**Do this:** Leaving out every picture, quote the data below exactly as it appears.
□ □ □
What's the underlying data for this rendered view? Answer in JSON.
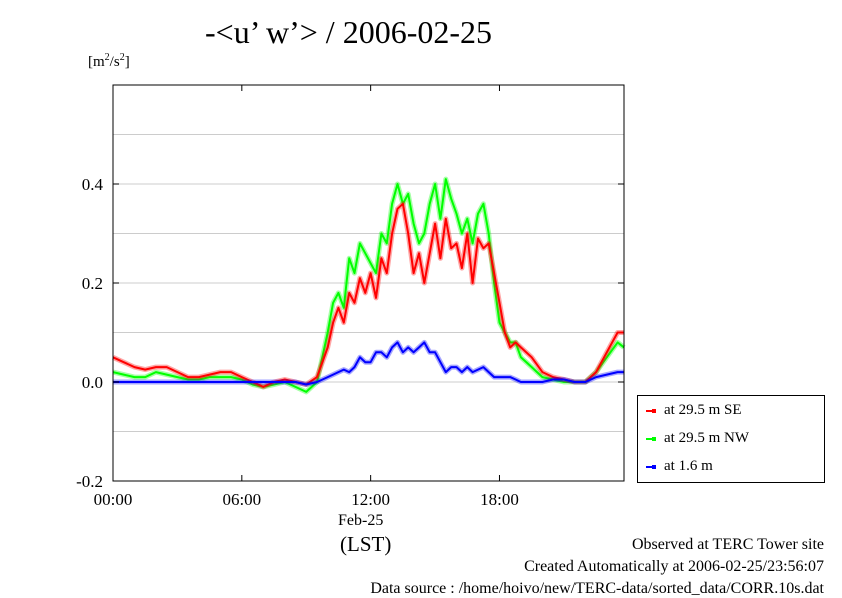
{
  "title": "-<u’ w’> / 2006-02-25",
  "unit_main": "[m",
  "unit_sup1": "2",
  "unit_mid": "/s",
  "unit_sup2": "2",
  "unit_end": "]",
  "x_date_label": "Feb-25",
  "x_timezone_label": "(LST)",
  "footer": {
    "line1": "Observed at TERC Tower site",
    "line2": "Created Automatically at 2006-02-25/23:56:07",
    "line3": "Data source : /home/hoivo/new/TERC-data/sorted_data/CORR.10s.dat"
  },
  "colors": {
    "series_se": "#ff0000",
    "series_nw": "#00ff00",
    "series_16": "#0000ff",
    "grid": "#999999"
  },
  "chart_data": {
    "type": "line",
    "title": "-<u’ w’> / 2006-02-25",
    "ylabel": "[m2/s2]",
    "xlabel": "(LST)",
    "xlim": [
      0,
      23.8
    ],
    "ylim": [
      -0.2,
      0.6
    ],
    "grid": true,
    "legend_position": "bottom-right outside",
    "x_ticks": [
      0,
      6,
      12,
      18
    ],
    "x_tick_labels": [
      "00:00",
      "06:00",
      "12:00",
      "18:00"
    ],
    "y_ticks": [
      -0.2,
      0.0,
      0.2,
      0.4
    ],
    "y_tick_labels": [
      "-0.2",
      "0.0",
      "0.2",
      "0.4"
    ],
    "x": [
      0,
      0.5,
      1,
      1.5,
      2,
      2.5,
      3,
      3.5,
      4,
      4.5,
      5,
      5.5,
      6,
      6.5,
      7,
      7.5,
      8,
      8.5,
      9,
      9.5,
      10,
      10.25,
      10.5,
      10.75,
      11,
      11.25,
      11.5,
      11.75,
      12,
      12.25,
      12.5,
      12.75,
      13,
      13.25,
      13.5,
      13.75,
      14,
      14.25,
      14.5,
      14.75,
      15,
      15.25,
      15.5,
      15.75,
      16,
      16.25,
      16.5,
      16.75,
      17,
      17.25,
      17.5,
      17.75,
      18,
      18.25,
      18.5,
      18.75,
      19,
      19.5,
      20,
      20.5,
      21,
      21.5,
      22,
      22.5,
      23,
      23.5,
      23.8
    ],
    "series": [
      {
        "name": "at 29.5 m SE",
        "values": [
          0.05,
          0.04,
          0.03,
          0.025,
          0.03,
          0.03,
          0.02,
          0.01,
          0.01,
          0.015,
          0.02,
          0.02,
          0.01,
          0.0,
          -0.01,
          0.0,
          0.005,
          0.0,
          -0.005,
          0.01,
          0.07,
          0.12,
          0.15,
          0.12,
          0.18,
          0.16,
          0.21,
          0.18,
          0.22,
          0.17,
          0.25,
          0.22,
          0.3,
          0.35,
          0.36,
          0.3,
          0.22,
          0.26,
          0.2,
          0.26,
          0.32,
          0.25,
          0.33,
          0.27,
          0.28,
          0.23,
          0.3,
          0.2,
          0.29,
          0.27,
          0.28,
          0.22,
          0.16,
          0.1,
          0.07,
          0.08,
          0.07,
          0.05,
          0.02,
          0.01,
          0.005,
          0.0,
          0.0,
          0.02,
          0.06,
          0.1,
          0.1
        ]
      },
      {
        "name": "at 29.5 m NW",
        "values": [
          0.02,
          0.015,
          0.01,
          0.01,
          0.02,
          0.015,
          0.01,
          0.005,
          0.005,
          0.01,
          0.01,
          0.01,
          0.005,
          -0.005,
          -0.01,
          -0.005,
          0.0,
          -0.01,
          -0.02,
          0.0,
          0.1,
          0.16,
          0.18,
          0.15,
          0.25,
          0.22,
          0.28,
          0.26,
          0.24,
          0.22,
          0.3,
          0.28,
          0.36,
          0.4,
          0.36,
          0.38,
          0.32,
          0.28,
          0.3,
          0.36,
          0.4,
          0.33,
          0.41,
          0.37,
          0.34,
          0.3,
          0.33,
          0.28,
          0.34,
          0.36,
          0.3,
          0.2,
          0.12,
          0.1,
          0.08,
          0.08,
          0.05,
          0.03,
          0.01,
          0.005,
          0.0,
          0.0,
          0.0,
          0.02,
          0.05,
          0.08,
          0.07
        ]
      },
      {
        "name": "at 1.6 m",
        "values": [
          0.0,
          0.0,
          0.0,
          0.0,
          0.0,
          0.0,
          0.0,
          0.0,
          0.0,
          0.0,
          0.0,
          0.0,
          0.0,
          0.0,
          0.0,
          0.0,
          0.0,
          0.0,
          -0.005,
          0.0,
          0.01,
          0.015,
          0.02,
          0.025,
          0.02,
          0.03,
          0.05,
          0.04,
          0.04,
          0.06,
          0.06,
          0.05,
          0.07,
          0.08,
          0.06,
          0.07,
          0.06,
          0.07,
          0.08,
          0.06,
          0.06,
          0.04,
          0.02,
          0.03,
          0.03,
          0.02,
          0.03,
          0.02,
          0.025,
          0.03,
          0.02,
          0.01,
          0.01,
          0.01,
          0.01,
          0.005,
          0.0,
          0.0,
          0.0,
          0.005,
          0.005,
          0.0,
          0.0,
          0.01,
          0.015,
          0.02,
          0.02
        ]
      }
    ]
  }
}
□ □ □
**Response to the exercise:**
What's the underlying data for this rendered view? Answer in JSON.
{
  "title": "-<u’ w’> / 2006-02-25",
  "unit_main": "[m",
  "unit_sup1": "2",
  "unit_mid": "/s",
  "unit_sup2": "2",
  "unit_end": "]",
  "x_date_label": "Feb-25",
  "x_timezone_label": "(LST)",
  "footer": {
    "line1": "Observed at TERC Tower site",
    "line2": "Created Automatically at 2006-02-25/23:56:07",
    "line3": "Data source : /home/hoivo/new/TERC-data/sorted_data/CORR.10s.dat"
  },
  "colors": {
    "series_se": "#ff0000",
    "series_nw": "#00ff00",
    "series_16": "#0000ff",
    "grid": "#999999"
  },
  "chart_data": {
    "type": "line",
    "title": "-<u’ w’> / 2006-02-25",
    "ylabel": "[m2/s2]",
    "xlabel": "(LST)",
    "xlim": [
      0,
      23.8
    ],
    "ylim": [
      -0.2,
      0.6
    ],
    "grid": true,
    "legend_position": "bottom-right outside",
    "x_ticks": [
      0,
      6,
      12,
      18
    ],
    "x_tick_labels": [
      "00:00",
      "06:00",
      "12:00",
      "18:00"
    ],
    "y_ticks": [
      -0.2,
      0.0,
      0.2,
      0.4
    ],
    "y_tick_labels": [
      "-0.2",
      "0.0",
      "0.2",
      "0.4"
    ],
    "x": [
      0,
      0.5,
      1,
      1.5,
      2,
      2.5,
      3,
      3.5,
      4,
      4.5,
      5,
      5.5,
      6,
      6.5,
      7,
      7.5,
      8,
      8.5,
      9,
      9.5,
      10,
      10.25,
      10.5,
      10.75,
      11,
      11.25,
      11.5,
      11.75,
      12,
      12.25,
      12.5,
      12.75,
      13,
      13.25,
      13.5,
      13.75,
      14,
      14.25,
      14.5,
      14.75,
      15,
      15.25,
      15.5,
      15.75,
      16,
      16.25,
      16.5,
      16.75,
      17,
      17.25,
      17.5,
      17.75,
      18,
      18.25,
      18.5,
      18.75,
      19,
      19.5,
      20,
      20.5,
      21,
      21.5,
      22,
      22.5,
      23,
      23.5,
      23.8
    ],
    "series": [
      {
        "name": "at 29.5 m SE",
        "values": [
          0.05,
          0.04,
          0.03,
          0.025,
          0.03,
          0.03,
          0.02,
          0.01,
          0.01,
          0.015,
          0.02,
          0.02,
          0.01,
          0.0,
          -0.01,
          0.0,
          0.005,
          0.0,
          -0.005,
          0.01,
          0.07,
          0.12,
          0.15,
          0.12,
          0.18,
          0.16,
          0.21,
          0.18,
          0.22,
          0.17,
          0.25,
          0.22,
          0.3,
          0.35,
          0.36,
          0.3,
          0.22,
          0.26,
          0.2,
          0.26,
          0.32,
          0.25,
          0.33,
          0.27,
          0.28,
          0.23,
          0.3,
          0.2,
          0.29,
          0.27,
          0.28,
          0.22,
          0.16,
          0.1,
          0.07,
          0.08,
          0.07,
          0.05,
          0.02,
          0.01,
          0.005,
          0.0,
          0.0,
          0.02,
          0.06,
          0.1,
          0.1
        ]
      },
      {
        "name": "at 29.5 m NW",
        "values": [
          0.02,
          0.015,
          0.01,
          0.01,
          0.02,
          0.015,
          0.01,
          0.005,
          0.005,
          0.01,
          0.01,
          0.01,
          0.005,
          -0.005,
          -0.01,
          -0.005,
          0.0,
          -0.01,
          -0.02,
          0.0,
          0.1,
          0.16,
          0.18,
          0.15,
          0.25,
          0.22,
          0.28,
          0.26,
          0.24,
          0.22,
          0.3,
          0.28,
          0.36,
          0.4,
          0.36,
          0.38,
          0.32,
          0.28,
          0.3,
          0.36,
          0.4,
          0.33,
          0.41,
          0.37,
          0.34,
          0.3,
          0.33,
          0.28,
          0.34,
          0.36,
          0.3,
          0.2,
          0.12,
          0.1,
          0.08,
          0.08,
          0.05,
          0.03,
          0.01,
          0.005,
          0.0,
          0.0,
          0.0,
          0.02,
          0.05,
          0.08,
          0.07
        ]
      },
      {
        "name": "at 1.6 m",
        "values": [
          0.0,
          0.0,
          0.0,
          0.0,
          0.0,
          0.0,
          0.0,
          0.0,
          0.0,
          0.0,
          0.0,
          0.0,
          0.0,
          0.0,
          0.0,
          0.0,
          0.0,
          0.0,
          -0.005,
          0.0,
          0.01,
          0.015,
          0.02,
          0.025,
          0.02,
          0.03,
          0.05,
          0.04,
          0.04,
          0.06,
          0.06,
          0.05,
          0.07,
          0.08,
          0.06,
          0.07,
          0.06,
          0.07,
          0.08,
          0.06,
          0.06,
          0.04,
          0.02,
          0.03,
          0.03,
          0.02,
          0.03,
          0.02,
          0.025,
          0.03,
          0.02,
          0.01,
          0.01,
          0.01,
          0.01,
          0.005,
          0.0,
          0.0,
          0.0,
          0.005,
          0.005,
          0.0,
          0.0,
          0.01,
          0.015,
          0.02,
          0.02
        ]
      }
    ]
  }
}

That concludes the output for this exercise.